— BEGIN INPUT ROWS —

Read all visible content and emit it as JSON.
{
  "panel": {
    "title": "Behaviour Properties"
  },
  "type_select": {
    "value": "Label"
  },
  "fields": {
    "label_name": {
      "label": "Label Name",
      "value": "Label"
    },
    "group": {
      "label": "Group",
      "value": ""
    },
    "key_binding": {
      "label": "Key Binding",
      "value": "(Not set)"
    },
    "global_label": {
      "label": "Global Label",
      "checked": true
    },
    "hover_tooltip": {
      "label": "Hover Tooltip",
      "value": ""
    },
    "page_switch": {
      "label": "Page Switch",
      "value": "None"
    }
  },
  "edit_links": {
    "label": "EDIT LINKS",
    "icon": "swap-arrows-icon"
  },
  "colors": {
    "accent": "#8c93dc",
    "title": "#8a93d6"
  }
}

— END INPUT ROWS —

PROMPT
Nothing may be left out: return each entry exactly as it reads.

FULL SOLUTION
Read all visible content and emit it as JSON.
{
  "panel": {
    "title": "Behaviour Properties"
  },
  "type_select": {
    "value": "Label"
  },
  "fields": {
    "label_name": {
      "label": "Label Name",
      "value": "Label"
    },
    "group": {
      "label": "Group",
      "value": ""
    },
    "key_binding": {
      "label": "Key Binding",
      "value": "(Not set)"
    },
    "global_label": {
      "label": "Global Label",
      "checked": true
    },
    "hover_tooltip": {
      "label": "Hover Tooltip",
      "value": ""
    },
    "page_switch": {
      "label": "Page Switch",
      "value": "None"
    }
  },
  "edit_links": {
    "label": "EDIT LINKS",
    "icon": "swap-arrows-icon"
  },
  "colors": {
    "accent": "#8c93dc",
    "title": "#8a93d6"
  }
}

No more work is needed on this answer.